(Exercise instructions):
Return each entry exactly, with none missing.

+++ Exercise input +++

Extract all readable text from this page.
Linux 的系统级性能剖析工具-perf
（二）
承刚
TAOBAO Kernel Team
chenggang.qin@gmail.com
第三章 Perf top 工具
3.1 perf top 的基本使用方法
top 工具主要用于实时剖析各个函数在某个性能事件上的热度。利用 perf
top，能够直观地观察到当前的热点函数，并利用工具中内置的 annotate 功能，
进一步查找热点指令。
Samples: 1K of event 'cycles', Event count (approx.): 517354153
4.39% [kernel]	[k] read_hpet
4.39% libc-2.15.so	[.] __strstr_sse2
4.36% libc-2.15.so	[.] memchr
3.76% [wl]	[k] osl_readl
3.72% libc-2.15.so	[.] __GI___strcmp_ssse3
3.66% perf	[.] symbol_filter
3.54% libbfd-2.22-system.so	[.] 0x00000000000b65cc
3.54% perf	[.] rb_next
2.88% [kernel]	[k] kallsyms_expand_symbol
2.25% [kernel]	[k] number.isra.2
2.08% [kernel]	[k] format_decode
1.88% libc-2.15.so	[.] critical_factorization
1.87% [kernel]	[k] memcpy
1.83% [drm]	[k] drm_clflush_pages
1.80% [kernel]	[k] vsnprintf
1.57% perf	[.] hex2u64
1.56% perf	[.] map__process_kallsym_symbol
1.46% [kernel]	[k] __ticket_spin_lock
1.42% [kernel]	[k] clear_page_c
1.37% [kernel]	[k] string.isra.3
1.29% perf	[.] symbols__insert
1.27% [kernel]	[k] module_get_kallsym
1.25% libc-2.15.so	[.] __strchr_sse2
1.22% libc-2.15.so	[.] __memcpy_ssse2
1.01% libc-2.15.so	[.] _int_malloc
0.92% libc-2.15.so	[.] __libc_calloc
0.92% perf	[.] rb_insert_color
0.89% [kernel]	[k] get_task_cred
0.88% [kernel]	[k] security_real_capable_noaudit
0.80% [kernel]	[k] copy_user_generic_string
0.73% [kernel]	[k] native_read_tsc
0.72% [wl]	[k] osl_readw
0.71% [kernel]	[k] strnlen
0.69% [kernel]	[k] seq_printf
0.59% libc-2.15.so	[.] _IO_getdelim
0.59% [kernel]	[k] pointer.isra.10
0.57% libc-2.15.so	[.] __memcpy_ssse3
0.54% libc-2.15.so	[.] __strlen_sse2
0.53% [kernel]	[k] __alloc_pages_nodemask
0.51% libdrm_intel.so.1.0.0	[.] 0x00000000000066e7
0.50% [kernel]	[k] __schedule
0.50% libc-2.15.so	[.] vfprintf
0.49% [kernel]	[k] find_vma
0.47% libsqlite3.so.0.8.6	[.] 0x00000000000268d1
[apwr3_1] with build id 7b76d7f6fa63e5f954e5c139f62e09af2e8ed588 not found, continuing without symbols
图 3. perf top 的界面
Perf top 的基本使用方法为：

+++

(Reply):
Extract all readable text from this page.
Linux 的系统级性能剖析工具-perf
（二）
承刚
TAOBAO Kernel Team
chenggang.qin@gmail.com
第三章 Perf top 工具
3.1 perf top 的基本使用方法
top 工具主要用于实时剖析各个函数在某个性能事件上的热度。利用 perf
top，能够直观地观察到当前的热点函数，并利用工具中内置的 annotate 功能，
进一步查找热点指令。
Samples: 1K of event 'cycles', Event count (approx.): 517354153
4.39% [kernel]	[k] read_hpet
4.39% libc-2.15.so	[.] __strstr_sse2
4.36% libc-2.15.so	[.] memchr
3.76% [wl]	[k] osl_readl
3.72% libc-2.15.so	[.] __GI___strcmp_ssse3
3.66% perf	[.] symbol_filter
3.54% libbfd-2.22-system.so	[.] 0x00000000000b65cc
3.54% perf	[.] rb_next
2.88% [kernel]	[k] kallsyms_expand_symbol
2.25% [kernel]	[k] number.isra.2
2.08% [kernel]	[k] format_decode
1.88% libc-2.15.so	[.] critical_factorization
1.87% [kernel]	[k] memcpy
1.83% [drm]	[k] drm_clflush_pages
1.80% [kernel]	[k] vsnprintf
1.57% perf	[.] hex2u64
1.56% perf	[.] map__process_kallsym_symbol
1.46% [kernel]	[k] __ticket_spin_lock
1.42% [kernel]	[k] clear_page_c
1.37% [kernel]	[k] string.isra.3
1.29% perf	[.] symbols__insert
1.27% [kernel]	[k] module_get_kallsym
1.25% libc-2.15.so	[.] __strchr_sse2
1.22% libc-2.15.so	[.] __memcpy_ssse2
1.01% libc-2.15.so	[.] _int_malloc
0.92% libc-2.15.so	[.] __libc_calloc
0.92% perf	[.] rb_insert_color
0.89% [kernel]	[k] get_task_cred
0.88% [kernel]	[k] security_real_capable_noaudit
0.80% [kernel]	[k] copy_user_generic_string
0.73% [kernel]	[k] native_read_tsc
0.72% [wl]	[k] osl_readw
0.71% [kernel]	[k] strnlen
0.69% [kernel]	[k] seq_printf
0.59% libc-2.15.so	[.] _IO_getdelim
0.59% [kernel]	[k] pointer.isra.10
0.57% libc-2.15.so	[.] __memcpy_ssse3
0.54% libc-2.15.so	[.] __strlen_sse2
0.53% [kernel]	[k] __alloc_pages_nodemask
0.51% libdrm_intel.so.1.0.0	[.] 0x00000000000066e7
0.50% [kernel]	[k] __schedule
0.50% libc-2.15.so	[.] vfprintf
0.49% [kernel]	[k] find_vma
0.47% libsqlite3.so.0.8.6	[.] 0x00000000000268d1
[apwr3_1] with build id 7b76d7f6fa63e5f954e5c139f62e09af2e8ed588 not found, continuing without symbols
图 3. perf top 的界面
Perf top 的基本使用方法为：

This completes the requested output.